Write out the records below once more, exactly as they stand.

--- Start Dataset records ---

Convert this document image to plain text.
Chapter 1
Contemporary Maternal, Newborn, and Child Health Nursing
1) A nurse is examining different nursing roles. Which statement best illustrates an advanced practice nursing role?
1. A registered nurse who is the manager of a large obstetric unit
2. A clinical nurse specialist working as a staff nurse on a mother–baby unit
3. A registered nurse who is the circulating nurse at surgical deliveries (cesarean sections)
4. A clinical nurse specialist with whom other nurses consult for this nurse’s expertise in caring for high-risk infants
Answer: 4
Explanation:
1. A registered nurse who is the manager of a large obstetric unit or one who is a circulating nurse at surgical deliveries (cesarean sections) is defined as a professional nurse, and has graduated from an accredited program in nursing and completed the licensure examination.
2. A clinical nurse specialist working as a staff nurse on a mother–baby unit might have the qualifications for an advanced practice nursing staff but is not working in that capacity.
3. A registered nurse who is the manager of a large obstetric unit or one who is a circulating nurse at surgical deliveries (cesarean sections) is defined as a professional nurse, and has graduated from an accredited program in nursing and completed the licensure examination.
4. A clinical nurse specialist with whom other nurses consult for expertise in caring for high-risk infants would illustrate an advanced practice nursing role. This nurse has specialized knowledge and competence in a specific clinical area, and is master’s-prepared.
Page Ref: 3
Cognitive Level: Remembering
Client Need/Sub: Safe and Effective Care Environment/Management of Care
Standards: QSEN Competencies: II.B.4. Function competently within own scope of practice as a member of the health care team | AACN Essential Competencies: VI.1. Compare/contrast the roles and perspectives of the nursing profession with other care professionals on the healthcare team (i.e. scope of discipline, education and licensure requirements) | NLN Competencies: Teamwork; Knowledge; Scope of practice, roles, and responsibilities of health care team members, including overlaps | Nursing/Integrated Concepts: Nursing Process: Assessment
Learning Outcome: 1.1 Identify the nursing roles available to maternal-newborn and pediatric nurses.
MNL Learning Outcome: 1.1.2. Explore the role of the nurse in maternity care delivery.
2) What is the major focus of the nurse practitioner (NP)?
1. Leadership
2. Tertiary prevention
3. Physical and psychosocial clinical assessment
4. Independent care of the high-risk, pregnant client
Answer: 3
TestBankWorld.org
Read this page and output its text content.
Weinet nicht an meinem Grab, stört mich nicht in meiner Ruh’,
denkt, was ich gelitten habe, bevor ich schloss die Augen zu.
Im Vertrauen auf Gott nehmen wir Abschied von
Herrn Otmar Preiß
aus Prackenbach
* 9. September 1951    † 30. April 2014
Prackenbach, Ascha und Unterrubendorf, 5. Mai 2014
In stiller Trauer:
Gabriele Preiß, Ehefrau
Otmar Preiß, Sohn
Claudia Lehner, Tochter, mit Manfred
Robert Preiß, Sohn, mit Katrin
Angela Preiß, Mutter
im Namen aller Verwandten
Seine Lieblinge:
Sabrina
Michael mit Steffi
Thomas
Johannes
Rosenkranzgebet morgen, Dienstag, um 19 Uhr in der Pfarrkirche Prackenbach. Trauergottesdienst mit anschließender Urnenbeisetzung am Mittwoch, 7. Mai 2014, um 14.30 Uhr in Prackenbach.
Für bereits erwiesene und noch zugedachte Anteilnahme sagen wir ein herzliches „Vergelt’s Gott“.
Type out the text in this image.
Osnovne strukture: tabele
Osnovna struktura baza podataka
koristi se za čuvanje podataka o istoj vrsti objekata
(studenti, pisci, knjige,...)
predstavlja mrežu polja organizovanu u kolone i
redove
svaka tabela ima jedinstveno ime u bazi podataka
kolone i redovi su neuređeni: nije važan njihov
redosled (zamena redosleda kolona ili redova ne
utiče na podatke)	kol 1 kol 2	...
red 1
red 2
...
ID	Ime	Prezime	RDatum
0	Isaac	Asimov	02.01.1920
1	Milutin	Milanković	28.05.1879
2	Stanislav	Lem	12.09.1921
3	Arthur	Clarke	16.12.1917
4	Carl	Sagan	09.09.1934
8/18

--- End Dataset records ---

*Result for this task*.
Convert this document image to plain text.
Chapter 1
Contemporary Maternal, Newborn, and Child Health Nursing
1) A nurse is examining different nursing roles. Which statement best illustrates an advanced practice nursing role?
1. A registered nurse who is the manager of a large obstetric unit
2. A clinical nurse specialist working as a staff nurse on a mother–baby unit
3. A registered nurse who is the circulating nurse at surgical deliveries (cesarean sections)
4. A clinical nurse specialist with whom other nurses consult for this nurse’s expertise in caring for high-risk infants
Answer: 4
Explanation:
1. A registered nurse who is the manager of a large obstetric unit or one who is a circulating nurse at surgical deliveries (cesarean sections) is defined as a professional nurse, and has graduated from an accredited program in nursing and completed the licensure examination.
2. A clinical nurse specialist working as a staff nurse on a mother–baby unit might have the qualifications for an advanced practice nursing staff but is not working in that capacity.
3. A registered nurse who is the manager of a large obstetric unit or one who is a circulating nurse at surgical deliveries (cesarean sections) is defined as a professional nurse, and has graduated from an accredited program in nursing and completed the licensure examination.
4. A clinical nurse specialist with whom other nurses consult for expertise in caring for high-risk infants would illustrate an advanced practice nursing role. This nurse has specialized knowledge and competence in a specific clinical area, and is master’s-prepared.
Page Ref: 3
Cognitive Level: Remembering
Client Need/Sub: Safe and Effective Care Environment/Management of Care
Standards: QSEN Competencies: II.B.4. Function competently within own scope of practice as a member of the health care team | AACN Essential Competencies: VI.1. Compare/contrast the roles and perspectives of the nursing profession with other care professionals on the healthcare team (i.e. scope of discipline, education and licensure requirements) | NLN Competencies: Teamwork; Knowledge; Scope of practice, roles, and responsibilities of health care team members, including overlaps | Nursing/Integrated Concepts: Nursing Process: Assessment
Learning Outcome: 1.1 Identify the nursing roles available to maternal-newborn and pediatric nurses.
MNL Learning Outcome: 1.1.2. Explore the role of the nurse in maternity care delivery.
2) What is the major focus of the nurse practitioner (NP)?
1. Leadership
2. Tertiary prevention
3. Physical and psychosocial clinical assessment
4. Independent care of the high-risk, pregnant client
Answer: 3
TestBankWorld.org
Read this page and output its text content.
Weinet nicht an meinem Grab, stört mich nicht in meiner Ruh’,
denkt, was ich gelitten habe, bevor ich schloss die Augen zu.
Im Vertrauen auf Gott nehmen wir Abschied von
Herrn Otmar Preiß
aus Prackenbach
* 9. September 1951    † 30. April 2014
Prackenbach, Ascha und Unterrubendorf, 5. Mai 2014
In stiller Trauer:
Gabriele Preiß, Ehefrau
Otmar Preiß, Sohn
Claudia Lehner, Tochter, mit Manfred
Robert Preiß, Sohn, mit Katrin
Angela Preiß, Mutter
im Namen aller Verwandten
Seine Lieblinge:
Sabrina
Michael mit Steffi
Thomas
Johannes
Rosenkranzgebet morgen, Dienstag, um 19 Uhr in der Pfarrkirche Prackenbach. Trauergottesdienst mit anschließender Urnenbeisetzung am Mittwoch, 7. Mai 2014, um 14.30 Uhr in Prackenbach.
Für bereits erwiesene und noch zugedachte Anteilnahme sagen wir ein herzliches „Vergelt’s Gott“.
Type out the text in this image.
Osnovne strukture: tabele
Osnovna struktura baza podataka
koristi se za čuvanje podataka o istoj vrsti objekata
(studenti, pisci, knjige,...)
predstavlja mrežu polja organizovanu u kolone i
redove
svaka tabela ima jedinstveno ime u bazi podataka
kolone i redovi su neuređeni: nije važan njihov
redosled (zamena redosleda kolona ili redova ne
utiče na podatke)	kol 1 kol 2	...
red 1
red 2
...
ID	Ime	Prezime	RDatum
0	Isaac	Asimov	02.01.1920
1	Milutin	Milanković	28.05.1879
2	Stanislav	Lem	12.09.1921
3	Arthur	Clarke	16.12.1917
4	Carl	Sagan	09.09.1934
8/18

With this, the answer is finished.